> _DIRECTIONS FOR THIS TASK_
Repeat the data word for word. Do not include the pictures.

── STORED DATA ──

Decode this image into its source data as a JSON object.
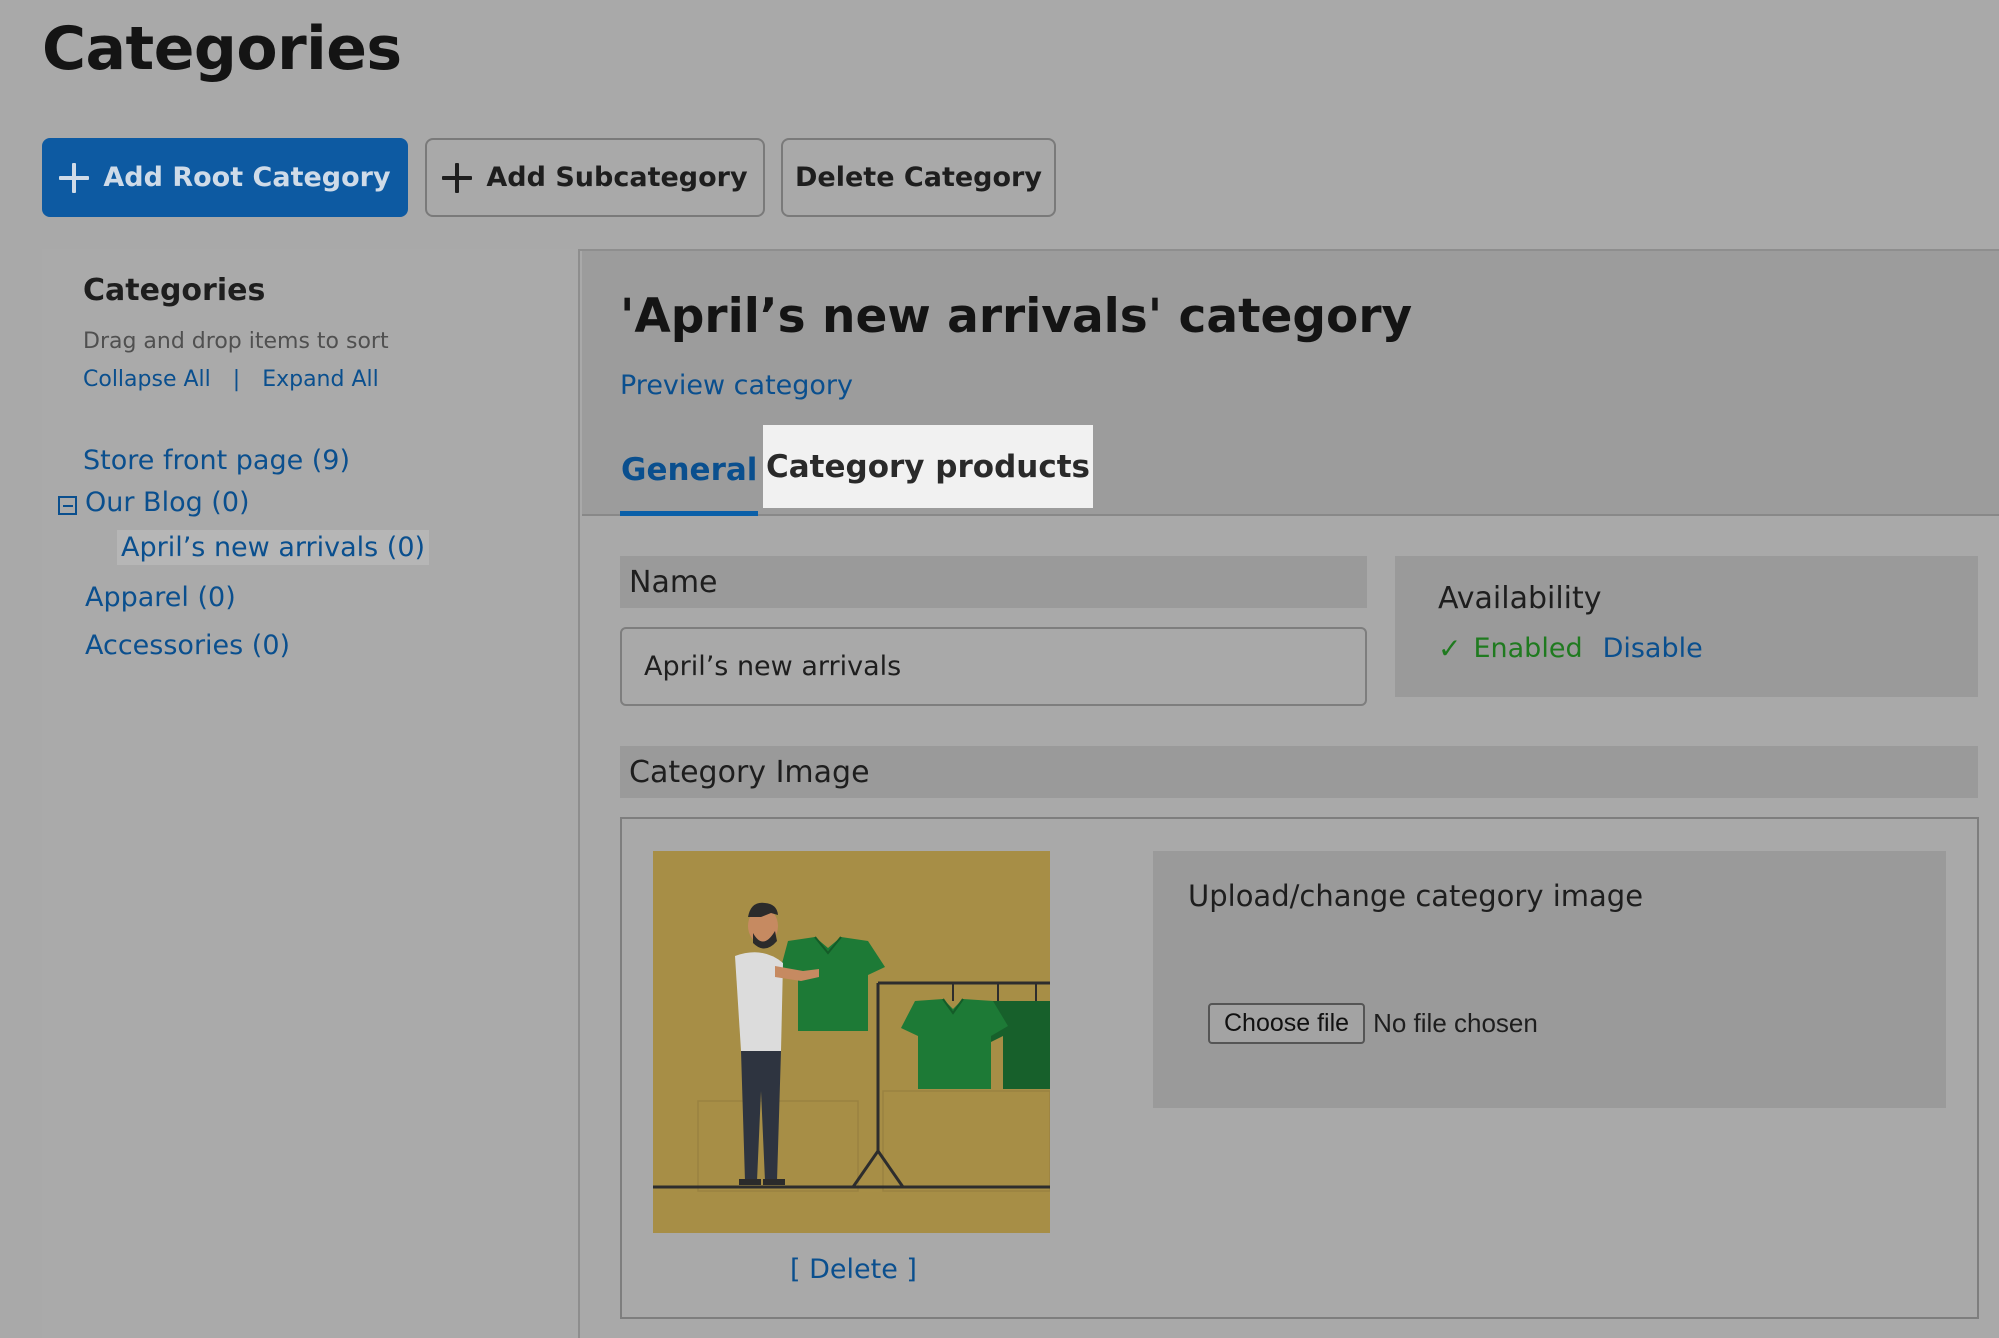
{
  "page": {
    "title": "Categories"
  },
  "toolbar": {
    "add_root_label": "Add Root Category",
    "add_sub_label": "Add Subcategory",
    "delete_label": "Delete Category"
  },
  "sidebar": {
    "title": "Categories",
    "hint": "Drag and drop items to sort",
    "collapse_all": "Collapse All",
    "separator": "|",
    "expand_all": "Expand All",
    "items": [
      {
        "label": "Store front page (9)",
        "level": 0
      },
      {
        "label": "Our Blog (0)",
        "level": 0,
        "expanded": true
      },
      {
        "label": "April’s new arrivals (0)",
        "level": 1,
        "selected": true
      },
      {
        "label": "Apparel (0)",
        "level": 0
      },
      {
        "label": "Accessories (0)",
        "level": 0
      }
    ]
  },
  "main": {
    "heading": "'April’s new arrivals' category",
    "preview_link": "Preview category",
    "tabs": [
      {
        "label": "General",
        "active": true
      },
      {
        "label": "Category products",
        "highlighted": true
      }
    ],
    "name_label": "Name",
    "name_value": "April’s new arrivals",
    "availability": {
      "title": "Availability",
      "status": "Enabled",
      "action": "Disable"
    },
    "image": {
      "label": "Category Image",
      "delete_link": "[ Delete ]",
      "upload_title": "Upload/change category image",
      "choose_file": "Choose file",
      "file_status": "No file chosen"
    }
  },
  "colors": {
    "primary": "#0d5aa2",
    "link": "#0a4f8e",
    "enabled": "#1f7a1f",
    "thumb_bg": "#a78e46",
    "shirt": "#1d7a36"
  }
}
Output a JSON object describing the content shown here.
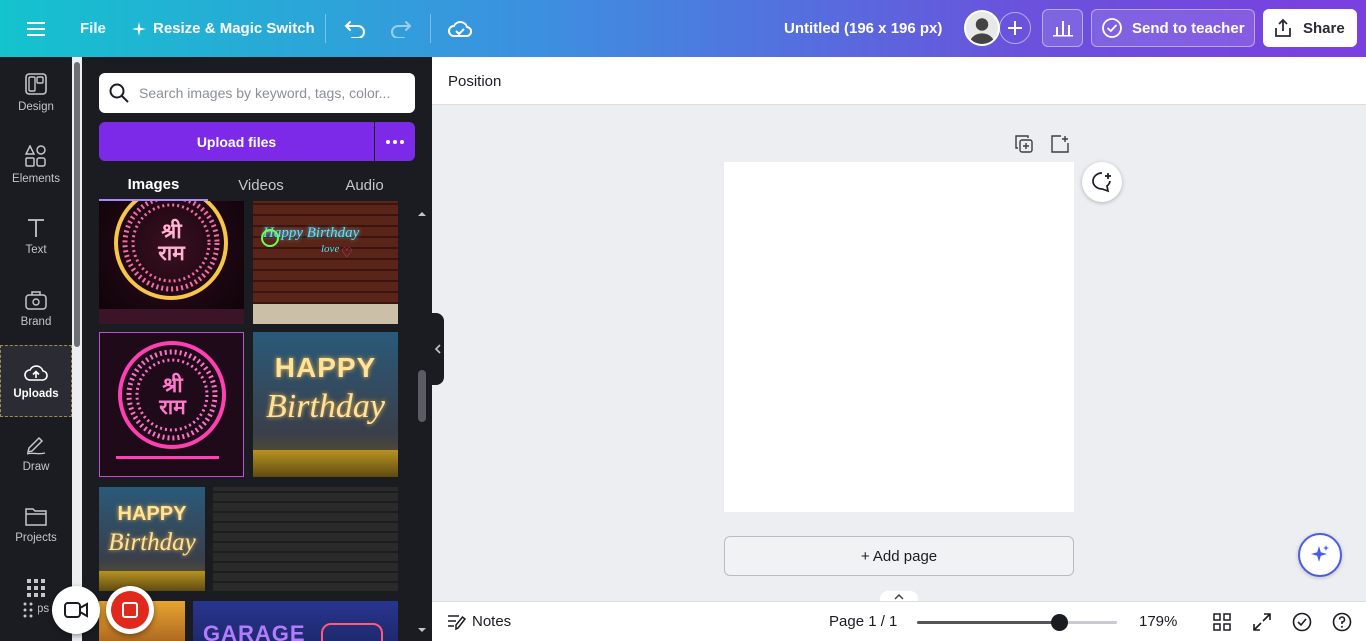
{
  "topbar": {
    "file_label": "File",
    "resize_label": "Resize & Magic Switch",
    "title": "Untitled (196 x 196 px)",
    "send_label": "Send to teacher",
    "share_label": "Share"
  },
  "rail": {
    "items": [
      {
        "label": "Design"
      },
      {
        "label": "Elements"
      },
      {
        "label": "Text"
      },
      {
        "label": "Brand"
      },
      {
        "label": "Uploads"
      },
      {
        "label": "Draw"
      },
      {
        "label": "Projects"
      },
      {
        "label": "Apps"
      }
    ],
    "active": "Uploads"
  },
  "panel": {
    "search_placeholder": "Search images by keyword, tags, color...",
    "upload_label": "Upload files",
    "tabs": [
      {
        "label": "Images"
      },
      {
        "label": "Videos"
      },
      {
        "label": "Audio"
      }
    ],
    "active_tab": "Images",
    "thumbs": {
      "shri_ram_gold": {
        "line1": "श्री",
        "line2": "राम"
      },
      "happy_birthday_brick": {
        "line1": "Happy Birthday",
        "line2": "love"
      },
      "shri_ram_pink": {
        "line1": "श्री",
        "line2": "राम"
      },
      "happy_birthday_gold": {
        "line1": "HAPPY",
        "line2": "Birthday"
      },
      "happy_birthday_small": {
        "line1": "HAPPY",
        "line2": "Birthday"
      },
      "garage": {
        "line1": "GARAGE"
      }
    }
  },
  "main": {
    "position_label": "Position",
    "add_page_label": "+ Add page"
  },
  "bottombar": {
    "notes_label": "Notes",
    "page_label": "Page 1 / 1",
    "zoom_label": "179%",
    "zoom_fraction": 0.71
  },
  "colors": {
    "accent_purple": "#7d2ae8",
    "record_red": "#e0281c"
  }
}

───

> _REPLY_
Decode this image into its source data as a JSON object.
{
  "page": {
    "title": "Categories"
  },
  "toolbar": {
    "add_root_label": "Add Root Category",
    "add_sub_label": "Add Subcategory",
    "delete_label": "Delete Category"
  },
  "sidebar": {
    "title": "Categories",
    "hint": "Drag and drop items to sort",
    "collapse_all": "Collapse All",
    "separator": "|",
    "expand_all": "Expand All",
    "items": [
      {
        "label": "Store front page (9)",
        "level": 0
      },
      {
        "label": "Our Blog (0)",
        "level": 0,
        "expanded": true
      },
      {
        "label": "April’s new arrivals (0)",
        "level": 1,
        "selected": true
      },
      {
        "label": "Apparel (0)",
        "level": 0
      },
      {
        "label": "Accessories (0)",
        "level": 0
      }
    ]
  },
  "main": {
    "heading": "'April’s new arrivals' category",
    "preview_link": "Preview category",
    "tabs": [
      {
        "label": "General",
        "active": true
      },
      {
        "label": "Category products",
        "highlighted": true
      }
    ],
    "name_label": "Name",
    "name_value": "April’s new arrivals",
    "availability": {
      "title": "Availability",
      "status": "Enabled",
      "action": "Disable"
    },
    "image": {
      "label": "Category Image",
      "delete_link": "[ Delete ]",
      "upload_title": "Upload/change category image",
      "choose_file": "Choose file",
      "file_status": "No file chosen"
    }
  },
  "colors": {
    "primary": "#0d5aa2",
    "link": "#0a4f8e",
    "enabled": "#1f7a1f",
    "thumb_bg": "#a78e46",
    "shirt": "#1d7a36"
  }
}
Output a JSON object describing the content shown here.
{
  "topbar": {
    "file_label": "File",
    "resize_label": "Resize & Magic Switch",
    "title": "Untitled (196 x 196 px)",
    "send_label": "Send to teacher",
    "share_label": "Share"
  },
  "rail": {
    "items": [
      {
        "label": "Design"
      },
      {
        "label": "Elements"
      },
      {
        "label": "Text"
      },
      {
        "label": "Brand"
      },
      {
        "label": "Uploads"
      },
      {
        "label": "Draw"
      },
      {
        "label": "Projects"
      },
      {
        "label": "Apps"
      }
    ],
    "active": "Uploads"
  },
  "panel": {
    "search_placeholder": "Search images by keyword, tags, color...",
    "upload_label": "Upload files",
    "tabs": [
      {
        "label": "Images"
      },
      {
        "label": "Videos"
      },
      {
        "label": "Audio"
      }
    ],
    "active_tab": "Images",
    "thumbs": {
      "shri_ram_gold": {
        "line1": "श्री",
        "line2": "राम"
      },
      "happy_birthday_brick": {
        "line1": "Happy Birthday",
        "line2": "love"
      },
      "shri_ram_pink": {
        "line1": "श्री",
        "line2": "राम"
      },
      "happy_birthday_gold": {
        "line1": "HAPPY",
        "line2": "Birthday"
      },
      "happy_birthday_small": {
        "line1": "HAPPY",
        "line2": "Birthday"
      },
      "garage": {
        "line1": "GARAGE"
      }
    }
  },
  "main": {
    "position_label": "Position",
    "add_page_label": "+ Add page"
  },
  "bottombar": {
    "notes_label": "Notes",
    "page_label": "Page 1 / 1",
    "zoom_label": "179%",
    "zoom_fraction": 0.71
  },
  "colors": {
    "accent_purple": "#7d2ae8",
    "record_red": "#e0281c"
  }
}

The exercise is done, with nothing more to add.